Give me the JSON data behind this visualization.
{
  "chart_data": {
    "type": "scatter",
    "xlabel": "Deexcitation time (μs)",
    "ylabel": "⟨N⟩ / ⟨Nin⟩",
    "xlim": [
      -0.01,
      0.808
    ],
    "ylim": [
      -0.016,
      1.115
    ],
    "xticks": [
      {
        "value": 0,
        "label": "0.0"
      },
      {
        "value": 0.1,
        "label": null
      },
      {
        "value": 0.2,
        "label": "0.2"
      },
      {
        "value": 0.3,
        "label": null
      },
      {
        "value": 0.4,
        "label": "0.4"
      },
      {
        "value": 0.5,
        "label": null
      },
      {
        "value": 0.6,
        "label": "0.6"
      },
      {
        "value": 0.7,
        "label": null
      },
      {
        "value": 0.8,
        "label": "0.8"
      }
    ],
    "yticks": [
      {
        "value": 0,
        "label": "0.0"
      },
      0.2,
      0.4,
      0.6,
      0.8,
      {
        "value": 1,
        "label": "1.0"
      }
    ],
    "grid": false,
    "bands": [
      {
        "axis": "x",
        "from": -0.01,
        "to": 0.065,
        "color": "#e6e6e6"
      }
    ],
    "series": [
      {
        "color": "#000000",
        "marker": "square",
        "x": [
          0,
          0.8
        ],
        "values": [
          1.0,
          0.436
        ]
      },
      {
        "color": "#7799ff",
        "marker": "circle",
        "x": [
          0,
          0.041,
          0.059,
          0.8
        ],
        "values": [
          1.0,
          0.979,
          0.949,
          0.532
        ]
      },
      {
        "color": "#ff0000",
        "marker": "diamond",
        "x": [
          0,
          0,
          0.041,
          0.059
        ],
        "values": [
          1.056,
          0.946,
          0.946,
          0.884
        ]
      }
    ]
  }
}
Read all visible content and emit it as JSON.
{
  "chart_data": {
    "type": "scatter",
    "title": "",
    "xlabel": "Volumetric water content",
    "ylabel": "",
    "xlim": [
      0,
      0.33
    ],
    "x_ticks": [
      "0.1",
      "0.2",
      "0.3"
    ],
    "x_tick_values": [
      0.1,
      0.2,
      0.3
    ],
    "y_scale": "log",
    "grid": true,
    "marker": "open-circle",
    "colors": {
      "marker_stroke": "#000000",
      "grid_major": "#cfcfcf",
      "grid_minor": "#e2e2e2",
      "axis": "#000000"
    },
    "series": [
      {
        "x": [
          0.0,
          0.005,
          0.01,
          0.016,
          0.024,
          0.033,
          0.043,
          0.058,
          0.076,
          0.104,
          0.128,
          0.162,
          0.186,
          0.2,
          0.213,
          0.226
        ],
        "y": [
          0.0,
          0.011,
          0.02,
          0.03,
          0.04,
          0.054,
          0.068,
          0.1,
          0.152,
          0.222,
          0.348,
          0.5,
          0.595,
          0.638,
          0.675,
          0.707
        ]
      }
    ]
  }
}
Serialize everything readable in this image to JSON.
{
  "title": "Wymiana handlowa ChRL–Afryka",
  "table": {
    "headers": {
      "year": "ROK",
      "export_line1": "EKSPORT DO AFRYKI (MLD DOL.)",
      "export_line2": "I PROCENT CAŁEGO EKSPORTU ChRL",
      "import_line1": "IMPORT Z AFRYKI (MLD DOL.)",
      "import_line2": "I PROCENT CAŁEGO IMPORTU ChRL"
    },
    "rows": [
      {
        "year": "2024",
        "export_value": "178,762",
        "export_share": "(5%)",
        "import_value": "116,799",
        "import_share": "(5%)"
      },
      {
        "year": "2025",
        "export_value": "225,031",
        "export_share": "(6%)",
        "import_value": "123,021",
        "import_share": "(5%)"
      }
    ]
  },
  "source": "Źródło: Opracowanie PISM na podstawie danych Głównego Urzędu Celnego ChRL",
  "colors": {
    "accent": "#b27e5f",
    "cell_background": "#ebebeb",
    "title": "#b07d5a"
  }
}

**EXERCISE OBJECTIVE:**
Copy all lines of the material above where the string "content" occurs.

**SOLUTION BELOW:**
Read all visible content and emit it as JSON.
    "xlabel": "Volumetric water content",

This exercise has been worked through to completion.